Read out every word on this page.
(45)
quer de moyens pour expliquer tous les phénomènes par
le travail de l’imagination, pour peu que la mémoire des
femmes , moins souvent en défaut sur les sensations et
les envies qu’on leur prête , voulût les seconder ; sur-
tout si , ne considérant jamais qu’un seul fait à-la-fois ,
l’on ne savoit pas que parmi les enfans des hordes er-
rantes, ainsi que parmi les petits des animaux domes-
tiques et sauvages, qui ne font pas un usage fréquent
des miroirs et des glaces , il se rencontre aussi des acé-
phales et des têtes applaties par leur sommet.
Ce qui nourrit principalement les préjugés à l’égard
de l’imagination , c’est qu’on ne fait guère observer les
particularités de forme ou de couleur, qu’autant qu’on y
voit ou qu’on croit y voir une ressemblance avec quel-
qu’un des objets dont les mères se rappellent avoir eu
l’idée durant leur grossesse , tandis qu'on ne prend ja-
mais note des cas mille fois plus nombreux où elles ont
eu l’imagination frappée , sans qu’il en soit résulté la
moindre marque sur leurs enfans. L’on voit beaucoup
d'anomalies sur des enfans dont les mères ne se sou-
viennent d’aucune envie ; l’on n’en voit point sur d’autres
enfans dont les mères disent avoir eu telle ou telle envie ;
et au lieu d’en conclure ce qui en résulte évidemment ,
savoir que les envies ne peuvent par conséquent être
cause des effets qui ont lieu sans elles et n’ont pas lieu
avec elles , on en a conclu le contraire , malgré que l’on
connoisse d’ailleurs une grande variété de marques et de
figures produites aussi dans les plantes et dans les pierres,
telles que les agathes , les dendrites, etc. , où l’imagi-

----------------------------------------

Gather all lines with the string "envies" from the data.

les envies qu’on leur prête , voulût les seconder ; sur-
savoir que les envies ne peuvent par conséquent être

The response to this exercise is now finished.